*Record extracts:*
_ _ _ _ _ _ _
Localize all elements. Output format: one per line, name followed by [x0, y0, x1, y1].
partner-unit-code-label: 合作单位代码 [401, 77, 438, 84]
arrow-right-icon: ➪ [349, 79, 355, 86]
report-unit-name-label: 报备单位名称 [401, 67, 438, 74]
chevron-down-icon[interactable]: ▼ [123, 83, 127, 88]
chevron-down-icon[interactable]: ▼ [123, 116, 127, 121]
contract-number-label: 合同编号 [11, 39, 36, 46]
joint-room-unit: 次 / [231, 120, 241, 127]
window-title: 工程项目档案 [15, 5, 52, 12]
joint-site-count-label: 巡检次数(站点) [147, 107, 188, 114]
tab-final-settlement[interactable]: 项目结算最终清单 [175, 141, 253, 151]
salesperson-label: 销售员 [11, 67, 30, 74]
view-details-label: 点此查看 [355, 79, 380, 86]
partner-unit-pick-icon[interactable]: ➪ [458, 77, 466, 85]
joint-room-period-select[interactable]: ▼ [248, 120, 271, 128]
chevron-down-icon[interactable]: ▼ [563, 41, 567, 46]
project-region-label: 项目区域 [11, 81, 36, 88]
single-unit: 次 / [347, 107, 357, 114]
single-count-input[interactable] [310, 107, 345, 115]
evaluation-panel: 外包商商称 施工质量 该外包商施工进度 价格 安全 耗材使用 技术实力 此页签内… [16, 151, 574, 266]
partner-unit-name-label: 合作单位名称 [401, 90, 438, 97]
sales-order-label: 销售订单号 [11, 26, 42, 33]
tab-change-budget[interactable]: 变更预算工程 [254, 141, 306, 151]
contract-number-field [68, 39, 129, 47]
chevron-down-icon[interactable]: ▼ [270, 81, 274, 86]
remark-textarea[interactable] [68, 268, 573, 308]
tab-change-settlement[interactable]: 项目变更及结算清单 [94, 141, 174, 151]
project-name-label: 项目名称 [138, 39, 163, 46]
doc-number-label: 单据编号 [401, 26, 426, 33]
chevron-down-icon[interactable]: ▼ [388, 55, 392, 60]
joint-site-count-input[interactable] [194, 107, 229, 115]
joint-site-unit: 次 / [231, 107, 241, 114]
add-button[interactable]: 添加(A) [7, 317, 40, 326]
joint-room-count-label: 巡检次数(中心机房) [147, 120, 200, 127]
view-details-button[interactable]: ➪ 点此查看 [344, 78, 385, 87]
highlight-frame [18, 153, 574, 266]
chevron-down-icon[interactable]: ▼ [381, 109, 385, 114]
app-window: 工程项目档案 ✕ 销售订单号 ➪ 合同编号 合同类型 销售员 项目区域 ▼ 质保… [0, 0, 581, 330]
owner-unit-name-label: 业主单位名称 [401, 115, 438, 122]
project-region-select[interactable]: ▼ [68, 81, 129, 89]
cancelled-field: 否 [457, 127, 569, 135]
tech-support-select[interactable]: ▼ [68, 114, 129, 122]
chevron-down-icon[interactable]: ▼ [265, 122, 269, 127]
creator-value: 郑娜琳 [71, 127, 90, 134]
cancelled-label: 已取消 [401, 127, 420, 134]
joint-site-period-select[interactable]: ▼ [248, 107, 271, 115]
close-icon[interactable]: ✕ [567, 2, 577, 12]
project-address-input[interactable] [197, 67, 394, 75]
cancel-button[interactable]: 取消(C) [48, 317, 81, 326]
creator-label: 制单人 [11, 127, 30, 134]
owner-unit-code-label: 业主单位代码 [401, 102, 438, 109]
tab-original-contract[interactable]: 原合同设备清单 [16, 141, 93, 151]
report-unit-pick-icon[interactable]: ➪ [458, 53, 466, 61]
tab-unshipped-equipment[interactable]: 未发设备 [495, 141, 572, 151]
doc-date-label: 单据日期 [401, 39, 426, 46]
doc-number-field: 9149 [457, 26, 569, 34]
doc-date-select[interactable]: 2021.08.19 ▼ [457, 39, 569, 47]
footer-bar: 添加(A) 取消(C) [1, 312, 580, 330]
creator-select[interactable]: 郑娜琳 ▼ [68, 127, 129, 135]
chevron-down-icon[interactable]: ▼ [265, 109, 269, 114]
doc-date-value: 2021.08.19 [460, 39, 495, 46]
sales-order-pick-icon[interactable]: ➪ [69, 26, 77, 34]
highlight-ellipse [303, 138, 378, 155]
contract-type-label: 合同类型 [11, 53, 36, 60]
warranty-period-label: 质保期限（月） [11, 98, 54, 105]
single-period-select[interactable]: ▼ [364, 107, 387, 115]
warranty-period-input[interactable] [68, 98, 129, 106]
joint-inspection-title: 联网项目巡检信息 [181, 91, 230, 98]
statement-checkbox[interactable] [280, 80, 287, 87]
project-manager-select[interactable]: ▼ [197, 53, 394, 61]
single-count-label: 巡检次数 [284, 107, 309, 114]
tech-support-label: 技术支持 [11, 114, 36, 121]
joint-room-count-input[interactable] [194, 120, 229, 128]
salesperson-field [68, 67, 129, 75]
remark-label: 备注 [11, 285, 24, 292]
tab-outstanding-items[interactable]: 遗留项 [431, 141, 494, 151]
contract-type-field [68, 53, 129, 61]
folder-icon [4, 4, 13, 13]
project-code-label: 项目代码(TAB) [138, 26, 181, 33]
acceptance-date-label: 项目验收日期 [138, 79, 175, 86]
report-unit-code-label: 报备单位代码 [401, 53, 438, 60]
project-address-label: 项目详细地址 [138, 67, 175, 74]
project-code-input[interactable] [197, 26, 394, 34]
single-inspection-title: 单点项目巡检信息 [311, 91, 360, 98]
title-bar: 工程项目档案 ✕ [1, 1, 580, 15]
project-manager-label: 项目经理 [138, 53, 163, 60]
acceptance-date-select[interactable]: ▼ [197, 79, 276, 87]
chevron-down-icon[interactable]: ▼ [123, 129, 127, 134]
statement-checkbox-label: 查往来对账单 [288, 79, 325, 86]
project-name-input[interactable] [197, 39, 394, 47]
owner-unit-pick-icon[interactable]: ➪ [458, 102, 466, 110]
_ _ _ _ _ _ _
Write out the lines above as a numbered list, from the first line through the line containing "owner-unit-name-label: 业主单位名称 [401, 115, 438, 122]", both included, and skip any blank lines.

*Answer to the exercise:*
1. Localize all elements. Output format: one per line, name followed by [x0, y0, x1, y1].
2. partner-unit-code-label: 合作单位代码 [401, 77, 438, 84]
3. arrow-right-icon: ➪ [349, 79, 355, 86]
4. report-unit-name-label: 报备单位名称 [401, 67, 438, 74]
5. chevron-down-icon[interactable]: ▼ [123, 83, 127, 88]
6. chevron-down-icon[interactable]: ▼ [123, 116, 127, 121]
7. contract-number-label: 合同编号 [11, 39, 36, 46]
8. joint-room-unit: 次 / [231, 120, 241, 127]
9. window-title: 工程项目档案 [15, 5, 52, 12]
10. joint-site-count-label: 巡检次数(站点) [147, 107, 188, 114]
11. tab-final-settlement[interactable]: 项目结算最终清单 [175, 141, 253, 151]
12. salesperson-label: 销售员 [11, 67, 30, 74]
13. view-details-label: 点此查看 [355, 79, 380, 86]
14. partner-unit-pick-icon[interactable]: ➪ [458, 77, 466, 85]
15. joint-room-period-select[interactable]: ▼ [248, 120, 271, 128]
16. chevron-down-icon[interactable]: ▼ [563, 41, 567, 46]
17. project-region-label: 项目区域 [11, 81, 36, 88]
18. single-unit: 次 / [347, 107, 357, 114]
19. single-count-input[interactable] [310, 107, 345, 115]
20. evaluation-panel: 外包商商称 施工质量 该外包商施工进度 价格 安全 耗材使用 技术实力 此页签内… [16, 151, 574, 266]
21. partner-unit-name-label: 合作单位名称 [401, 90, 438, 97]
22. sales-order-label: 销售订单号 [11, 26, 42, 33]
23. tab-change-budget[interactable]: 变更预算工程 [254, 141, 306, 151]
24. contract-number-field [68, 39, 129, 47]
25. chevron-down-icon[interactable]: ▼ [270, 81, 274, 86]
26. remark-textarea[interactable] [68, 268, 573, 308]
27. tab-change-settlement[interactable]: 项目变更及结算清单 [94, 141, 174, 151]
28. project-name-label: 项目名称 [138, 39, 163, 46]
29. doc-number-label: 单据编号 [401, 26, 426, 33]
30. chevron-down-icon[interactable]: ▼ [388, 55, 392, 60]
31. joint-site-count-input[interactable] [194, 107, 229, 115]
32. joint-site-unit: 次 / [231, 107, 241, 114]
33. add-button[interactable]: 添加(A) [7, 317, 40, 326]
34. joint-room-count-label: 巡检次数(中心机房) [147, 120, 200, 127]
35. view-details-button[interactable]: ➪ 点此查看 [344, 78, 385, 87]
36. highlight-frame [18, 153, 574, 266]
37. chevron-down-icon[interactable]: ▼ [381, 109, 385, 114]
38. app-window: 工程项目档案 ✕ 销售订单号 ➪ 合同编号 合同类型 销售员 项目区域 ▼ 质保… [0, 0, 581, 330]
39. owner-unit-name-label: 业主单位名称 [401, 115, 438, 122]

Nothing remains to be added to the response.